▸ Action item: Whenever a line in the records below contains "name", pick it out.

-- Stored data follows --

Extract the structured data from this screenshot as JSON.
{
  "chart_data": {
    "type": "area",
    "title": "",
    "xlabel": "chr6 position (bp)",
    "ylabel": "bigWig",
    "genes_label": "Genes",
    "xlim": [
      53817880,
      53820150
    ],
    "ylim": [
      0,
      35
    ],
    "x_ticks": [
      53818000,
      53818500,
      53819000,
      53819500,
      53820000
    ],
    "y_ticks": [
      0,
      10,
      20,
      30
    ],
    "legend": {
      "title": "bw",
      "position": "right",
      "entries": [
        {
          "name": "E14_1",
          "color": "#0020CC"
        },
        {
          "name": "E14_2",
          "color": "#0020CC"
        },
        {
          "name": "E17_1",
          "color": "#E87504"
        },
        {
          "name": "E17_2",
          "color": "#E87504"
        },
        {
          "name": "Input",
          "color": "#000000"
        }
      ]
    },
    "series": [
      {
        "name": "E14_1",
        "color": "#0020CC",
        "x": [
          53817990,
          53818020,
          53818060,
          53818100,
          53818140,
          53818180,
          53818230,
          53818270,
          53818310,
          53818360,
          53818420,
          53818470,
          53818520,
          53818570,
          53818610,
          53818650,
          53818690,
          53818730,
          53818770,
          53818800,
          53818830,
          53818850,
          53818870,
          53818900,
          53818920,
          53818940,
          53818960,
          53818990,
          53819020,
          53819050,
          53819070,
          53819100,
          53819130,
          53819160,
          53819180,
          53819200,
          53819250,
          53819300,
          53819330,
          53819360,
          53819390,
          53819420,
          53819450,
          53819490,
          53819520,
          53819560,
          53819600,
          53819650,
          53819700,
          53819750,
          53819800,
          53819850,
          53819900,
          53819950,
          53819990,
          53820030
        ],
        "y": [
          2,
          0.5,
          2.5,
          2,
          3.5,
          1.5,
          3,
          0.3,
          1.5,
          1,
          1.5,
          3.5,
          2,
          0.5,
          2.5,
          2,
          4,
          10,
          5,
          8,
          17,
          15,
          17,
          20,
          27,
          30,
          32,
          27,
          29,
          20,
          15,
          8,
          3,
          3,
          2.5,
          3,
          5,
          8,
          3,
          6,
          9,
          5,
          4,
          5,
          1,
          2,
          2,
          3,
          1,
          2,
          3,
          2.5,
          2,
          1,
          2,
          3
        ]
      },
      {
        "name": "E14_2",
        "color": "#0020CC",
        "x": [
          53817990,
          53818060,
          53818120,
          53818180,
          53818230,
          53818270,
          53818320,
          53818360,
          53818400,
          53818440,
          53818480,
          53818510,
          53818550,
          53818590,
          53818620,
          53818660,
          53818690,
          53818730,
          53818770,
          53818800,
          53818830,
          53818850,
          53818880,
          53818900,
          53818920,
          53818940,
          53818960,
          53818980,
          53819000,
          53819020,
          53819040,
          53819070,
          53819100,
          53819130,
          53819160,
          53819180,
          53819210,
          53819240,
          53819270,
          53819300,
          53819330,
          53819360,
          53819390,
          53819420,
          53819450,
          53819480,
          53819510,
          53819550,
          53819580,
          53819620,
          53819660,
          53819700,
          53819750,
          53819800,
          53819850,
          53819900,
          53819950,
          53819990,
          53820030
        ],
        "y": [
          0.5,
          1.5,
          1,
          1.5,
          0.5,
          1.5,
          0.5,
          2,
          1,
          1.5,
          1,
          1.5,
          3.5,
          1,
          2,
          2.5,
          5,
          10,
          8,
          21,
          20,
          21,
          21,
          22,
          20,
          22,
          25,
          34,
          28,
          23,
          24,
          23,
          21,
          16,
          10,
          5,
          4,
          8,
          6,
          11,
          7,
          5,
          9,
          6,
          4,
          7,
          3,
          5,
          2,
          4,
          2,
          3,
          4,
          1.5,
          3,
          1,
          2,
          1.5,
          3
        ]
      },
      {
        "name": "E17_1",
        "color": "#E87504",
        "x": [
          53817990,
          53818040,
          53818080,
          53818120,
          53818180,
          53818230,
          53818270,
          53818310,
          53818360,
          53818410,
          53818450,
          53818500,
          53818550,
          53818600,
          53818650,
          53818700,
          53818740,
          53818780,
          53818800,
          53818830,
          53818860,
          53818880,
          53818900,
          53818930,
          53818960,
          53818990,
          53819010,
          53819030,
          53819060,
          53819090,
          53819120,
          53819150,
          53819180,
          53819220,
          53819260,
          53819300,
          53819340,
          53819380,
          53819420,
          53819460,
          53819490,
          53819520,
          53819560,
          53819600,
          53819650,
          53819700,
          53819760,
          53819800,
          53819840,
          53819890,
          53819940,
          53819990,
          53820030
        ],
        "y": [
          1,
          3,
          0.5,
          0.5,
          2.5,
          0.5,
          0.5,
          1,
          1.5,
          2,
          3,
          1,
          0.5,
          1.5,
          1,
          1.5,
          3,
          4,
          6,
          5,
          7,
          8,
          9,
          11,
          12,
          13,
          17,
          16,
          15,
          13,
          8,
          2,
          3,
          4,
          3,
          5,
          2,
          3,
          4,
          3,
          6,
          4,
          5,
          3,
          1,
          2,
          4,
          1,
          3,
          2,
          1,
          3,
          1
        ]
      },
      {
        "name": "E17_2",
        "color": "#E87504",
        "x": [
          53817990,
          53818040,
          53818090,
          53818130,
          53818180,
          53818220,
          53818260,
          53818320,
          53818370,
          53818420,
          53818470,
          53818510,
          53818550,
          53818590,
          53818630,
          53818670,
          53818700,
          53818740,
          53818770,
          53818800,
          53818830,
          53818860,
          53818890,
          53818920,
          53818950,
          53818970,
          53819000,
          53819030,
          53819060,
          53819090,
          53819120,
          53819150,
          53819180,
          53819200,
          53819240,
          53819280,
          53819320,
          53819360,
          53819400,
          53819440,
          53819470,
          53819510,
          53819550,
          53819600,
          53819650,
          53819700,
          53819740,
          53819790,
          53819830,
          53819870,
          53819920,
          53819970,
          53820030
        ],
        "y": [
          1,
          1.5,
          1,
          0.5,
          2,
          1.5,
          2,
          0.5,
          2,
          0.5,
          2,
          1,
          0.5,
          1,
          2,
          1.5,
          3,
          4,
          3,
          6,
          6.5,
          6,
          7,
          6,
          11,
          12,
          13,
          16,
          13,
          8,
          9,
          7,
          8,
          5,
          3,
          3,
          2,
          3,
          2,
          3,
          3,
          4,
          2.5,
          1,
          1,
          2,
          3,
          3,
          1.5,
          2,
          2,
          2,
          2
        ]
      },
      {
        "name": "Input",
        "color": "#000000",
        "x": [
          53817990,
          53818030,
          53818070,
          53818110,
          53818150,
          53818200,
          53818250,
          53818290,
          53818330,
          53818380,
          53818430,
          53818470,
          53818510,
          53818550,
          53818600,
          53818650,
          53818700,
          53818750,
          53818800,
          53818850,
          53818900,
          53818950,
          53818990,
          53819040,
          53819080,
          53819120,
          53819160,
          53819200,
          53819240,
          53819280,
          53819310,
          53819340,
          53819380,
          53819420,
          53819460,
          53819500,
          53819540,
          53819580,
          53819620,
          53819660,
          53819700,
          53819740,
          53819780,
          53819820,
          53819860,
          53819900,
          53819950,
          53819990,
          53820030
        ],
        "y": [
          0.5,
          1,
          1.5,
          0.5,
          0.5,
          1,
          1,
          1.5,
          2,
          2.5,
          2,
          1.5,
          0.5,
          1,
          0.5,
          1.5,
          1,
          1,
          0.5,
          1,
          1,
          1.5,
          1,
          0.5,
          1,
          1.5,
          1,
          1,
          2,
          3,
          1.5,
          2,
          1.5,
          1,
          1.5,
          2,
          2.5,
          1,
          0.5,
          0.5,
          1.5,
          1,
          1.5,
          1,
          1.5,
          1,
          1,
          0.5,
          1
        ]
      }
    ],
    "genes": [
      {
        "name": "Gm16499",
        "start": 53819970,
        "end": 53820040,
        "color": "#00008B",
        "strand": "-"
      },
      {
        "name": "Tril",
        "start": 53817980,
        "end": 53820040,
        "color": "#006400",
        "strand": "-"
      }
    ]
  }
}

-- Stored data concluded --

▸ Response box:
          "name": "E14_1",
          "name": "E14_2",
          "name": "E17_1",
          "name": "E17_2",
          "name": "Input",
        "name": "E14_1",
        "name": "E14_2",
        "name": "E17_1",
        "name": "E17_2",
        "name": "Input",
        "name": "Gm16499",
        "name": "Tril",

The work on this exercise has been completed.